# Brief
Present the data once more in exactly its original form.

** start **

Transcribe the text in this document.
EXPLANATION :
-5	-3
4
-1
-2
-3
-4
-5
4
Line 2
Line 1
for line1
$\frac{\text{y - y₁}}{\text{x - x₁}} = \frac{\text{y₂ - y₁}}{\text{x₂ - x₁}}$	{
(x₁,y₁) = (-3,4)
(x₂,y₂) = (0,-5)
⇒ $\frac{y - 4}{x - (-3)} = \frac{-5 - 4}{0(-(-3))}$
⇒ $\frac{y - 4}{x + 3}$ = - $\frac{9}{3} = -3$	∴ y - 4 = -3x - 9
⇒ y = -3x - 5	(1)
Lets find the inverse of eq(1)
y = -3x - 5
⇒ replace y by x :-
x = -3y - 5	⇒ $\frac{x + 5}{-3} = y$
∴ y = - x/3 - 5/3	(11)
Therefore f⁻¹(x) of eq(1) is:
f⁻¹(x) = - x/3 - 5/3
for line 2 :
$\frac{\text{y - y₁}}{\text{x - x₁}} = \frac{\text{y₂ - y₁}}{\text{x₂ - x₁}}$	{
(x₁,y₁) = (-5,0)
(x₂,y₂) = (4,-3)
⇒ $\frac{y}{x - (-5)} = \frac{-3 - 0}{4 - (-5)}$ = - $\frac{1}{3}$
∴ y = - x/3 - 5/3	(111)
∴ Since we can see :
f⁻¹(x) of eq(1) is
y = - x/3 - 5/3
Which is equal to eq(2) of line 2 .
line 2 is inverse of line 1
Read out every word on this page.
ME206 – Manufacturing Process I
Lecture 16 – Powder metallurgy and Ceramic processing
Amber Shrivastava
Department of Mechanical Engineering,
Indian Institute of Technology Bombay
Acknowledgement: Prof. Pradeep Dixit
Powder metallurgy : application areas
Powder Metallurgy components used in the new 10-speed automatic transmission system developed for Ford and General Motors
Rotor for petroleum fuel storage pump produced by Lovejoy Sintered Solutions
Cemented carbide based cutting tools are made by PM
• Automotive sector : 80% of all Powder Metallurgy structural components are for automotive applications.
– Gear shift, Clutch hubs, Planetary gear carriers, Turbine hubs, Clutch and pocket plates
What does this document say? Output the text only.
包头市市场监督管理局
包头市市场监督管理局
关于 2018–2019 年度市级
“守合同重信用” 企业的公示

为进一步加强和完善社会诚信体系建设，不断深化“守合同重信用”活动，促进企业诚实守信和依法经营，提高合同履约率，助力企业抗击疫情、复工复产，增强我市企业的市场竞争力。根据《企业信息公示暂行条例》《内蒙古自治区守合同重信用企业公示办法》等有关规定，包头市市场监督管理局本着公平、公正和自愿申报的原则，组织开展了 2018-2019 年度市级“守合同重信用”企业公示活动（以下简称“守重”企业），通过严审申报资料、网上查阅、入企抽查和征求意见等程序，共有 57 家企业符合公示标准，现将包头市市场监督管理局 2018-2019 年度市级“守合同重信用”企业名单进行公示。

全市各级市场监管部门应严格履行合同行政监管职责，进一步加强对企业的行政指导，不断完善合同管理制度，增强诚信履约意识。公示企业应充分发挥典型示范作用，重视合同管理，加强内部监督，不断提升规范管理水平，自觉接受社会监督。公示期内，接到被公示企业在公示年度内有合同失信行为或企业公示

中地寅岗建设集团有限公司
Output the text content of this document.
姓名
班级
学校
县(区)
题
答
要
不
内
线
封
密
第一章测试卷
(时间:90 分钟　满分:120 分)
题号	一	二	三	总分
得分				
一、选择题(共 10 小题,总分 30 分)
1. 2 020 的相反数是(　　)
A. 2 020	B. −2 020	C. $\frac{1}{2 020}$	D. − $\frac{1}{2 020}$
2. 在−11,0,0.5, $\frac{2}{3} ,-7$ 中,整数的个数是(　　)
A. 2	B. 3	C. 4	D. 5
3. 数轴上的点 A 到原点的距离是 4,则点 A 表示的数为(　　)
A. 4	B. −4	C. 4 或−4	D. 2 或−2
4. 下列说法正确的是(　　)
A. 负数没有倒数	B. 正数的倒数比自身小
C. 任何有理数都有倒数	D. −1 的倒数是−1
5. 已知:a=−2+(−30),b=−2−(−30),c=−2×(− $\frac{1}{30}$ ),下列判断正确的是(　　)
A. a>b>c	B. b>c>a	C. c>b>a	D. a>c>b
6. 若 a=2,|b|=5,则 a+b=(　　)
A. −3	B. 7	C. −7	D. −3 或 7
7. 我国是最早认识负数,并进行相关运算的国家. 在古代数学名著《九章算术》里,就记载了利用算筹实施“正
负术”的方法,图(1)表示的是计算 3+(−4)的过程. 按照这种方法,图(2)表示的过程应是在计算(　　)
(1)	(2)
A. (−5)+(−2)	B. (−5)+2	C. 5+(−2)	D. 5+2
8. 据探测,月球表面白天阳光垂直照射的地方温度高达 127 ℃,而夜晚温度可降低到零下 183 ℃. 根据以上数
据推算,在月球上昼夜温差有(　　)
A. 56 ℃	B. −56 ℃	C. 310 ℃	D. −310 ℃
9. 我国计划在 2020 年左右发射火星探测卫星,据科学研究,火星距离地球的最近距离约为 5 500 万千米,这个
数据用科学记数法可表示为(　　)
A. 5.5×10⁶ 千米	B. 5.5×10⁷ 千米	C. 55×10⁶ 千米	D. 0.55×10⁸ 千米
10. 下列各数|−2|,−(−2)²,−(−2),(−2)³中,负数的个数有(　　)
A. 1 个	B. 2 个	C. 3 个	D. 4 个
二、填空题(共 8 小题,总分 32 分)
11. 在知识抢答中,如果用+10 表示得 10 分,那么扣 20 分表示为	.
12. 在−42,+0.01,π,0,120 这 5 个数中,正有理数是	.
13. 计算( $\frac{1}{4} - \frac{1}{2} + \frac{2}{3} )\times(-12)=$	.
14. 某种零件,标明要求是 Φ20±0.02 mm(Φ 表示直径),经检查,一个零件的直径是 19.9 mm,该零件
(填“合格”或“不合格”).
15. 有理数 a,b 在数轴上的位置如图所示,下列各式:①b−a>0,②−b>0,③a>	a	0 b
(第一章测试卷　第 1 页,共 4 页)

** end **

# Finished task
Transcribe the text in this document.
EXPLANATION :
-5	-3
4
-1
-2
-3
-4
-5
4
Line 2
Line 1
for line1
$\frac{\text{y - y₁}}{\text{x - x₁}} = \frac{\text{y₂ - y₁}}{\text{x₂ - x₁}}$	{
(x₁,y₁) = (-3,4)
(x₂,y₂) = (0,-5)
⇒ $\frac{y - 4}{x - (-3)} = \frac{-5 - 4}{0(-(-3))}$
⇒ $\frac{y - 4}{x + 3}$ = - $\frac{9}{3} = -3$	∴ y - 4 = -3x - 9
⇒ y = -3x - 5	(1)
Lets find the inverse of eq(1)
y = -3x - 5
⇒ replace y by x :-
x = -3y - 5	⇒ $\frac{x + 5}{-3} = y$
∴ y = - x/3 - 5/3	(11)
Therefore f⁻¹(x) of eq(1) is:
f⁻¹(x) = - x/3 - 5/3
for line 2 :
$\frac{\text{y - y₁}}{\text{x - x₁}} = \frac{\text{y₂ - y₁}}{\text{x₂ - x₁}}$	{
(x₁,y₁) = (-5,0)
(x₂,y₂) = (4,-3)
⇒ $\frac{y}{x - (-5)} = \frac{-3 - 0}{4 - (-5)}$ = - $\frac{1}{3}$
∴ y = - x/3 - 5/3	(111)
∴ Since we can see :
f⁻¹(x) of eq(1) is
y = - x/3 - 5/3
Which is equal to eq(2) of line 2 .
line 2 is inverse of line 1
Read out every word on this page.
ME206 – Manufacturing Process I
Lecture 16 – Powder metallurgy and Ceramic processing
Amber Shrivastava
Department of Mechanical Engineering,
Indian Institute of Technology Bombay
Acknowledgement: Prof. Pradeep Dixit
Powder metallurgy : application areas
Powder Metallurgy components used in the new 10-speed automatic transmission system developed for Ford and General Motors
Rotor for petroleum fuel storage pump produced by Lovejoy Sintered Solutions
Cemented carbide based cutting tools are made by PM
• Automotive sector : 80% of all Powder Metallurgy structural components are for automotive applications.
– Gear shift, Clutch hubs, Planetary gear carriers, Turbine hubs, Clutch and pocket plates
What does this document say? Output the text only.
包头市市场监督管理局
包头市市场监督管理局
关于 2018–2019 年度市级
“守合同重信用” 企业的公示

为进一步加强和完善社会诚信体系建设，不断深化“守合同重信用”活动，促进企业诚实守信和依法经营，提高合同履约率，助力企业抗击疫情、复工复产，增强我市企业的市场竞争力。根据《企业信息公示暂行条例》《内蒙古自治区守合同重信用企业公示办法》等有关规定，包头市市场监督管理局本着公平、公正和自愿申报的原则，组织开展了 2018-2019 年度市级“守合同重信用”企业公示活动（以下简称“守重”企业），通过严审申报资料、网上查阅、入企抽查和征求意见等程序，共有 57 家企业符合公示标准，现将包头市市场监督管理局 2018-2019 年度市级“守合同重信用”企业名单进行公示。

全市各级市场监管部门应严格履行合同行政监管职责，进一步加强对企业的行政指导，不断完善合同管理制度，增强诚信履约意识。公示企业应充分发挥典型示范作用，重视合同管理，加强内部监督，不断提升规范管理水平，自觉接受社会监督。公示期内，接到被公示企业在公示年度内有合同失信行为或企业公示

中地寅岗建设集团有限公司
Output the text content of this document.
姓名
班级
学校
县(区)
题
答
要
不
内
线
封
密
第一章测试卷
(时间:90 分钟　满分:120 分)
题号	一	二	三	总分
得分				
一、选择题(共 10 小题,总分 30 分)
1. 2 020 的相反数是(　　)
A. 2 020	B. −2 020	C. $\frac{1}{2 020}$	D. − $\frac{1}{2 020}$
2. 在−11,0,0.5, $\frac{2}{3} ,-7$ 中,整数的个数是(　　)
A. 2	B. 3	C. 4	D. 5
3. 数轴上的点 A 到原点的距离是 4,则点 A 表示的数为(　　)
A. 4	B. −4	C. 4 或−4	D. 2 或−2
4. 下列说法正确的是(　　)
A. 负数没有倒数	B. 正数的倒数比自身小
C. 任何有理数都有倒数	D. −1 的倒数是−1
5. 已知:a=−2+(−30),b=−2−(−30),c=−2×(− $\frac{1}{30}$ ),下列判断正确的是(　　)
A. a>b>c	B. b>c>a	C. c>b>a	D. a>c>b
6. 若 a=2,|b|=5,则 a+b=(　　)
A. −3	B. 7	C. −7	D. −3 或 7
7. 我国是最早认识负数,并进行相关运算的国家. 在古代数学名著《九章算术》里,就记载了利用算筹实施“正
负术”的方法,图(1)表示的是计算 3+(−4)的过程. 按照这种方法,图(2)表示的过程应是在计算(　　)
(1)	(2)
A. (−5)+(−2)	B. (−5)+2	C. 5+(−2)	D. 5+2
8. 据探测,月球表面白天阳光垂直照射的地方温度高达 127 ℃,而夜晚温度可降低到零下 183 ℃. 根据以上数
据推算,在月球上昼夜温差有(　　)
A. 56 ℃	B. −56 ℃	C. 310 ℃	D. −310 ℃
9. 我国计划在 2020 年左右发射火星探测卫星,据科学研究,火星距离地球的最近距离约为 5 500 万千米,这个
数据用科学记数法可表示为(　　)
A. 5.5×10⁶ 千米	B. 5.5×10⁷ 千米	C. 55×10⁶ 千米	D. 0.55×10⁸ 千米
10. 下列各数|−2|,−(−2)²,−(−2),(−2)³中,负数的个数有(　　)
A. 1 个	B. 2 个	C. 3 个	D. 4 个
二、填空题(共 8 小题,总分 32 分)
11. 在知识抢答中,如果用+10 表示得 10 分,那么扣 20 分表示为	.
12. 在−42,+0.01,π,0,120 这 5 个数中,正有理数是	.
13. 计算( $\frac{1}{4} - \frac{1}{2} + \frac{2}{3} )\times(-12)=$	.
14. 某种零件,标明要求是 Φ20±0.02 mm(Φ 表示直径),经检查,一个零件的直径是 19.9 mm,该零件
(填“合格”或“不合格”).
15. 有理数 a,b 在数轴上的位置如图所示,下列各式:①b−a>0,②−b>0,③a>	a	0 b
(第一章测试卷　第 1 页,共 4 页)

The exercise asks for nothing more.